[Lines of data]
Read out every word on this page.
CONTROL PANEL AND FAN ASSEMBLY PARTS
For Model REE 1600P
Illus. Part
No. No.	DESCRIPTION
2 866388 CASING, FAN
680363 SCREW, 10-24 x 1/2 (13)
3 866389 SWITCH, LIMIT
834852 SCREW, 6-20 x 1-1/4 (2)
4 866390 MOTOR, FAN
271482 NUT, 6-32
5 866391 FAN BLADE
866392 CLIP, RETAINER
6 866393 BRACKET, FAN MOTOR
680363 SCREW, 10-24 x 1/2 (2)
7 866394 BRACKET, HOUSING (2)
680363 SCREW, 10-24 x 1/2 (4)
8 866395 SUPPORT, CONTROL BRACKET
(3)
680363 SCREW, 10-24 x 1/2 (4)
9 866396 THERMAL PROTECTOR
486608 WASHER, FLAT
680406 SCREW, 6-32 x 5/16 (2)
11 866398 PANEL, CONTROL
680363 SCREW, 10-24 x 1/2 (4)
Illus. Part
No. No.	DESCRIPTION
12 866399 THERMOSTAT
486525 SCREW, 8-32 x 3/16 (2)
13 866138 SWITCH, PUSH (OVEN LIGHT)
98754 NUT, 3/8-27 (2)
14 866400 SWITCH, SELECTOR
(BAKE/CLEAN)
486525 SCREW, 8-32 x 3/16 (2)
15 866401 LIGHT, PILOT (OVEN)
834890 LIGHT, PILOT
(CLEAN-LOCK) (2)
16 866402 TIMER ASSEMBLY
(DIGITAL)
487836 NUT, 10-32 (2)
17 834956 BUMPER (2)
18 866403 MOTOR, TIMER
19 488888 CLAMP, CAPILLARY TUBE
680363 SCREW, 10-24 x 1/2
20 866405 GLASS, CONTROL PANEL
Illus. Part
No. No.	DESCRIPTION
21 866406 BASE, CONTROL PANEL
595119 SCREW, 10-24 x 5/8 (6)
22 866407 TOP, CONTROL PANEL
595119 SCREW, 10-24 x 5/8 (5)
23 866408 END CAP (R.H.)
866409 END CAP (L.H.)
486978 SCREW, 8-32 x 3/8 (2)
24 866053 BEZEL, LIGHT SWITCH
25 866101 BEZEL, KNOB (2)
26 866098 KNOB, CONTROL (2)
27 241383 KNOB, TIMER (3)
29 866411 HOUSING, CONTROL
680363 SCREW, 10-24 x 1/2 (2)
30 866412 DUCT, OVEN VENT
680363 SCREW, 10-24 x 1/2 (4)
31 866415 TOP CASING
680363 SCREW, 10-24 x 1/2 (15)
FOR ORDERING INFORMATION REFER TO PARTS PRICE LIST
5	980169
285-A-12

# [Set exercise]
Can you reproduce all the material exactly?

# [Exercise result]
Read out every word on this page.
CONTROL PANEL AND FAN ASSEMBLY PARTS
For Model REE 1600P
Illus. Part
No. No.	DESCRIPTION
2 866388 CASING, FAN
680363 SCREW, 10-24 x 1/2 (13)
3 866389 SWITCH, LIMIT
834852 SCREW, 6-20 x 1-1/4 (2)
4 866390 MOTOR, FAN
271482 NUT, 6-32
5 866391 FAN BLADE
866392 CLIP, RETAINER
6 866393 BRACKET, FAN MOTOR
680363 SCREW, 10-24 x 1/2 (2)
7 866394 BRACKET, HOUSING (2)
680363 SCREW, 10-24 x 1/2 (4)
8 866395 SUPPORT, CONTROL BRACKET
(3)
680363 SCREW, 10-24 x 1/2 (4)
9 866396 THERMAL PROTECTOR
486608 WASHER, FLAT
680406 SCREW, 6-32 x 5/16 (2)
11 866398 PANEL, CONTROL
680363 SCREW, 10-24 x 1/2 (4)
Illus. Part
No. No.	DESCRIPTION
12 866399 THERMOSTAT
486525 SCREW, 8-32 x 3/16 (2)
13 866138 SWITCH, PUSH (OVEN LIGHT)
98754 NUT, 3/8-27 (2)
14 866400 SWITCH, SELECTOR
(BAKE/CLEAN)
486525 SCREW, 8-32 x 3/16 (2)
15 866401 LIGHT, PILOT (OVEN)
834890 LIGHT, PILOT
(CLEAN-LOCK) (2)
16 866402 TIMER ASSEMBLY
(DIGITAL)
487836 NUT, 10-32 (2)
17 834956 BUMPER (2)
18 866403 MOTOR, TIMER
19 488888 CLAMP, CAPILLARY TUBE
680363 SCREW, 10-24 x 1/2
20 866405 GLASS, CONTROL PANEL
Illus. Part
No. No.	DESCRIPTION
21 866406 BASE, CONTROL PANEL
595119 SCREW, 10-24 x 5/8 (6)
22 866407 TOP, CONTROL PANEL
595119 SCREW, 10-24 x 5/8 (5)
23 866408 END CAP (R.H.)
866409 END CAP (L.H.)
486978 SCREW, 8-32 x 3/8 (2)
24 866053 BEZEL, LIGHT SWITCH
25 866101 BEZEL, KNOB (2)
26 866098 KNOB, CONTROL (2)
27 241383 KNOB, TIMER (3)
29 866411 HOUSING, CONTROL
680363 SCREW, 10-24 x 1/2 (2)
30 866412 DUCT, OVEN VENT
680363 SCREW, 10-24 x 1/2 (4)
31 866415 TOP CASING
680363 SCREW, 10-24 x 1/2 (15)
FOR ORDERING INFORMATION REFER TO PARTS PRICE LIST
5	980169
285-A-12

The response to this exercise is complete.